PROBLEM>
Count the lines below that contain the word "screenshot". Give only the number.

************

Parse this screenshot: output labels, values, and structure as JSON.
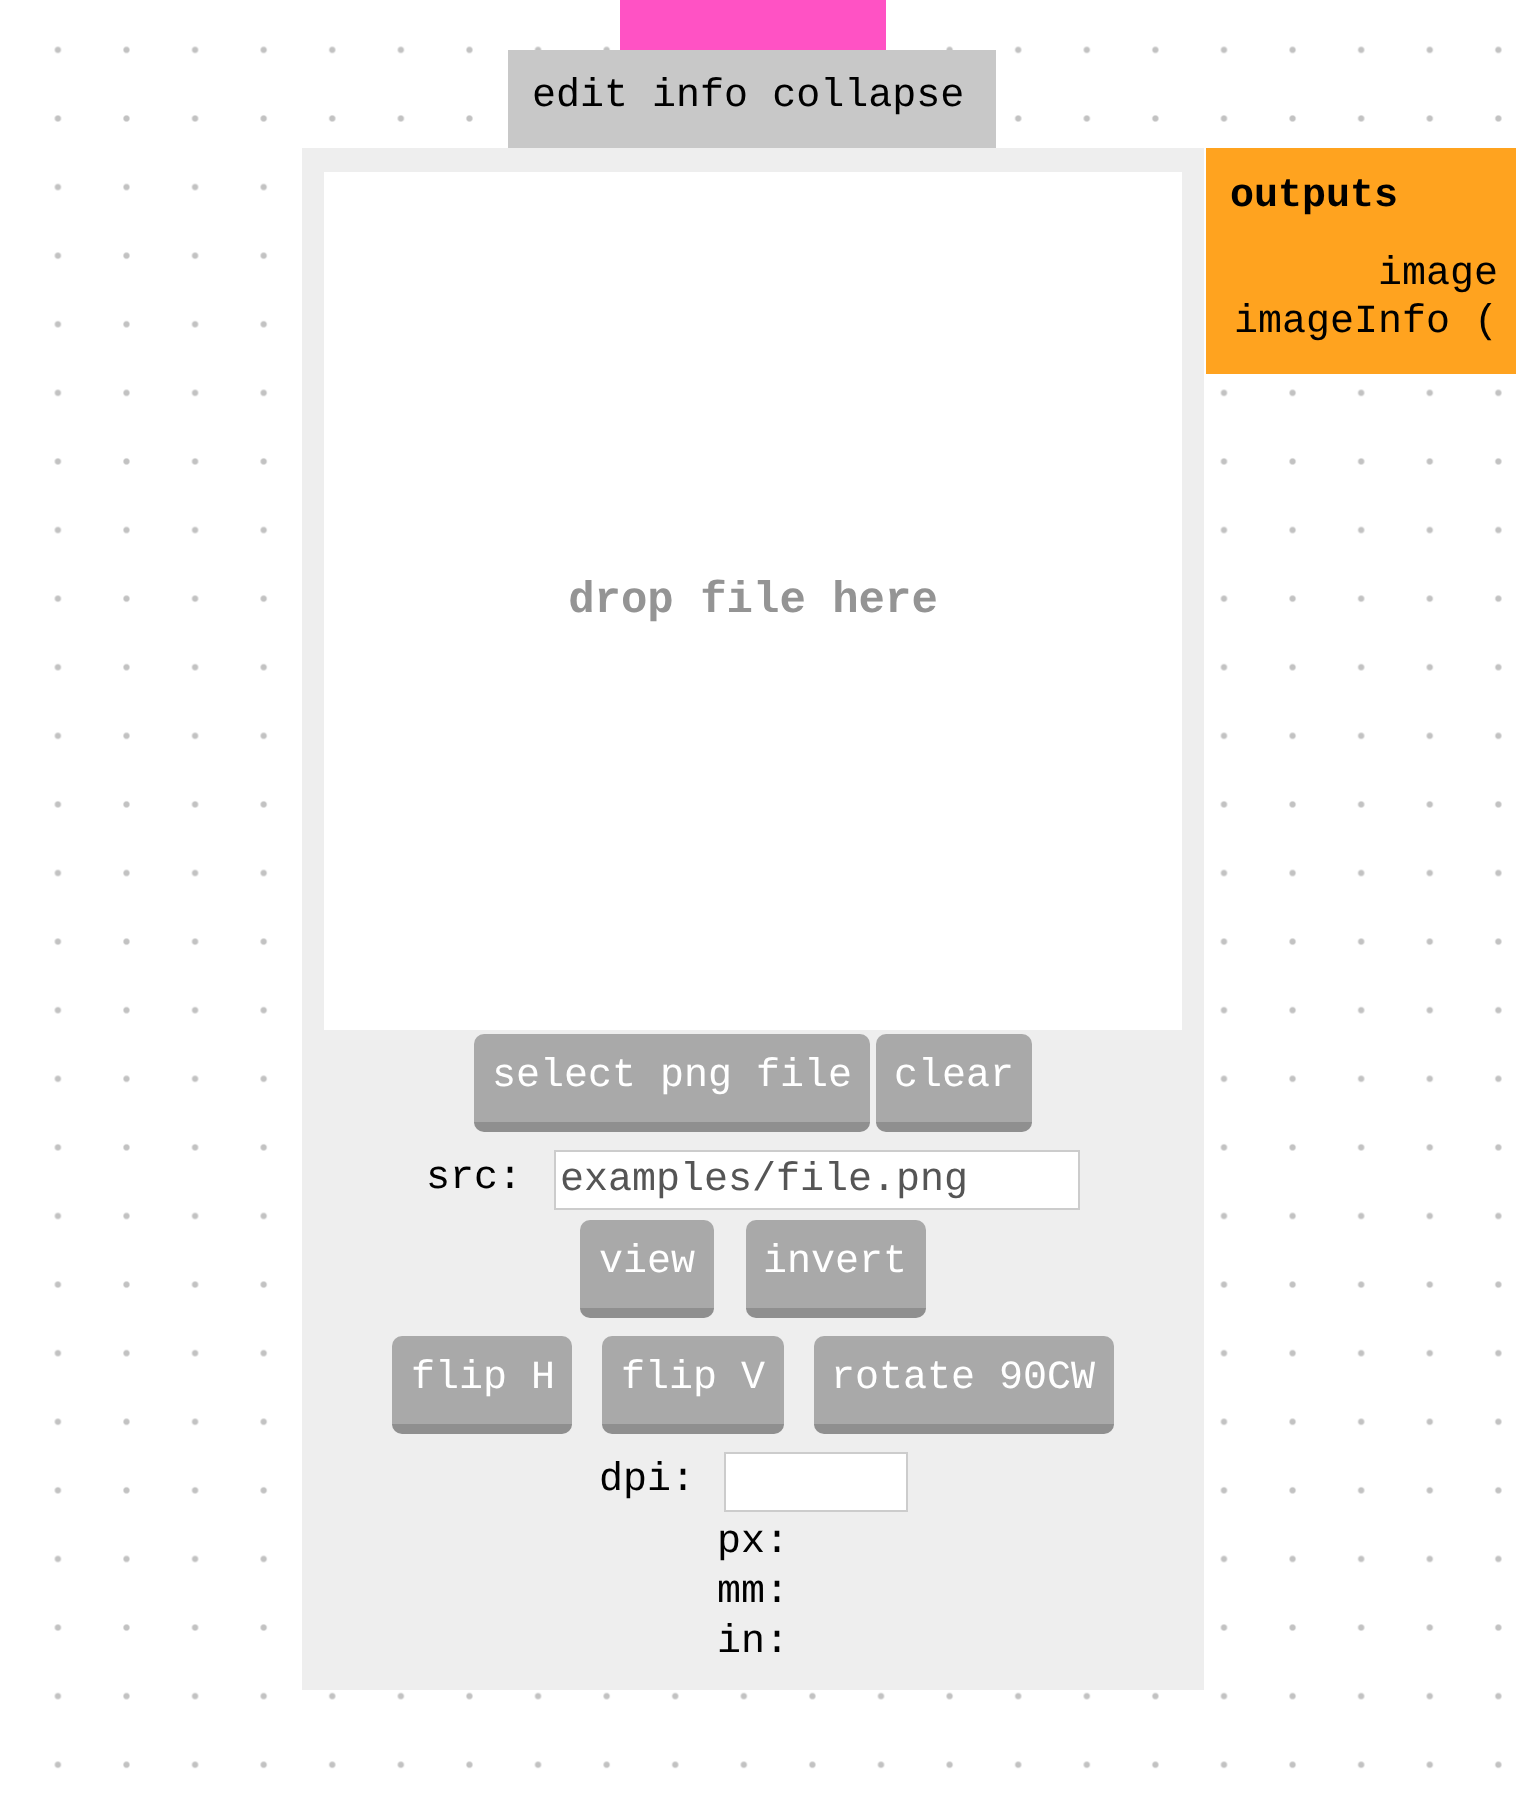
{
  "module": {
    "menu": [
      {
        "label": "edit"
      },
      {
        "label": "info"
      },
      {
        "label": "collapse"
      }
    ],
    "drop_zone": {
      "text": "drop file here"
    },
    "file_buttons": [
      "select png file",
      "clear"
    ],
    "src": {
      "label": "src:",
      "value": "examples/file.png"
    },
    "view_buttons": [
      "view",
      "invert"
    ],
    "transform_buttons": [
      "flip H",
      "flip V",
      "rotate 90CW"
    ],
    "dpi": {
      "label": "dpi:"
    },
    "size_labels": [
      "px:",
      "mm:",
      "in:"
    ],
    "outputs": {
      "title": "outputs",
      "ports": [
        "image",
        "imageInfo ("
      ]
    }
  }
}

************

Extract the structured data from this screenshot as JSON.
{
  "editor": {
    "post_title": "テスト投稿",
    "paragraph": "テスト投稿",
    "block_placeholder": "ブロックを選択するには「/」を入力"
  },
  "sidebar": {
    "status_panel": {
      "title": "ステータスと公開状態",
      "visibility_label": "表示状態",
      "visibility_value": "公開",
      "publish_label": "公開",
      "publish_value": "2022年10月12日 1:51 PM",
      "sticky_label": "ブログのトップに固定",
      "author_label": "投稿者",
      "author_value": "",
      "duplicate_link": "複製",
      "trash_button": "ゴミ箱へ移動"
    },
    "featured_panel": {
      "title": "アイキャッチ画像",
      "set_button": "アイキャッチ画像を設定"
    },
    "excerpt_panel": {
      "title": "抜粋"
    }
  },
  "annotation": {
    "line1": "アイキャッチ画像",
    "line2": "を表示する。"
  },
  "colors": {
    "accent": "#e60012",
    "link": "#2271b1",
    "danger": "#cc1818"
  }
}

************

TASK RESPONSE>
2